* _TASK DESCRIPTION_
Only the lines from the line containing "Output the text content of this document." to the end of the entries should be repeated, exactly as they appear.

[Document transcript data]
++++++++
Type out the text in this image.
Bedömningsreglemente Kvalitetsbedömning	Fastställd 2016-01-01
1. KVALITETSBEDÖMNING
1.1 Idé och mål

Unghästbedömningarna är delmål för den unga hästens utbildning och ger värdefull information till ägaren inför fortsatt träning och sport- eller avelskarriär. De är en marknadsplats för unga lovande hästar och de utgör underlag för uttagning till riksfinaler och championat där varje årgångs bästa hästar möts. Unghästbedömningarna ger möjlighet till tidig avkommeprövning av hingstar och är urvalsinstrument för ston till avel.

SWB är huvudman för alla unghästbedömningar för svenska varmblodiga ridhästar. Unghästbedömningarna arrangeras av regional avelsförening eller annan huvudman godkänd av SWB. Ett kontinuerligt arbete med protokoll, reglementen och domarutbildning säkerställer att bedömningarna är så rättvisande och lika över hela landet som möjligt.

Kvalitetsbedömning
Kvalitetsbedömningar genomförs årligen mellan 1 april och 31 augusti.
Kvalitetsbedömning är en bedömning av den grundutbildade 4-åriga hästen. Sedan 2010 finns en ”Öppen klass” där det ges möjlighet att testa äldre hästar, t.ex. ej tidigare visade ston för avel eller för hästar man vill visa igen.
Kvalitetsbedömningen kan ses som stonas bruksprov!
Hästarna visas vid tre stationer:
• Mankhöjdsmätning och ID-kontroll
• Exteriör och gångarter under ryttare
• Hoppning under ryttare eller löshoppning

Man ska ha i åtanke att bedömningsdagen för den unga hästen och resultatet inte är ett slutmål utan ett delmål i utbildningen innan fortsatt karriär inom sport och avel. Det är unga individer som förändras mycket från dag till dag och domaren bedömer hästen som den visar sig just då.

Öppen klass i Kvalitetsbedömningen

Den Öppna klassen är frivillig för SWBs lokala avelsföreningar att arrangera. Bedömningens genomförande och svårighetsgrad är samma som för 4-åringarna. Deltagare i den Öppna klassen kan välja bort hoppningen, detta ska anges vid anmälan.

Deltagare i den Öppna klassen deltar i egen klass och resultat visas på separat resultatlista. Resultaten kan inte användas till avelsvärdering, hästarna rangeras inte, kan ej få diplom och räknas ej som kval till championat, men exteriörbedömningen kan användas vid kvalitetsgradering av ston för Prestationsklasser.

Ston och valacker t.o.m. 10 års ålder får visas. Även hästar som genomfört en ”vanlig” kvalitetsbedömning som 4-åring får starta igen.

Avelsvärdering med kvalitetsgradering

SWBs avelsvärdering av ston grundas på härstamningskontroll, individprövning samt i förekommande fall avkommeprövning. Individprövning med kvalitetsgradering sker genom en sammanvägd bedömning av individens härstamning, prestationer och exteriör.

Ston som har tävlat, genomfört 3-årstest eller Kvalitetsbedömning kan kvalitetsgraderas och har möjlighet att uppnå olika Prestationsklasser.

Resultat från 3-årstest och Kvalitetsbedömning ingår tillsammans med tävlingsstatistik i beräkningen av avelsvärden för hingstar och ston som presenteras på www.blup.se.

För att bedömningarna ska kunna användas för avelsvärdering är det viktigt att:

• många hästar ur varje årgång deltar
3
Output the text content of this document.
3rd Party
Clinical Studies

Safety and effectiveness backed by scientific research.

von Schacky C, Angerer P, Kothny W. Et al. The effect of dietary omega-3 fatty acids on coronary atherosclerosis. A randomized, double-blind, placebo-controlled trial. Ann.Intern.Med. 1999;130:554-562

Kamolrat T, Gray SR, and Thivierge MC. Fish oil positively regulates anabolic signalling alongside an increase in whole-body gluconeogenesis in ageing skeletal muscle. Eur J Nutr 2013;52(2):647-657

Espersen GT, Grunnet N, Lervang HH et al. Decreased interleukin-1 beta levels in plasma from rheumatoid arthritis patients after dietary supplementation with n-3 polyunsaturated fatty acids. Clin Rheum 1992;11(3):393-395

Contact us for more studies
++++++++
* _ANSWER_
Output the text content of this document.
3rd Party
Clinical Studies

Safety and effectiveness backed by scientific research.

von Schacky C, Angerer P, Kothny W. Et al. The effect of dietary omega-3 fatty acids on coronary atherosclerosis. A randomized, double-blind, placebo-controlled trial. Ann.Intern.Med. 1999;130:554-562

Kamolrat T, Gray SR, and Thivierge MC. Fish oil positively regulates anabolic signalling alongside an increase in whole-body gluconeogenesis in ageing skeletal muscle. Eur J Nutr 2013;52(2):647-657

Espersen GT, Grunnet N, Lervang HH et al. Decreased interleukin-1 beta levels in plasma from rheumatoid arthritis patients after dietary supplementation with n-3 polyunsaturated fatty acids. Clin Rheum 1992;11(3):393-395

Contact us for more studies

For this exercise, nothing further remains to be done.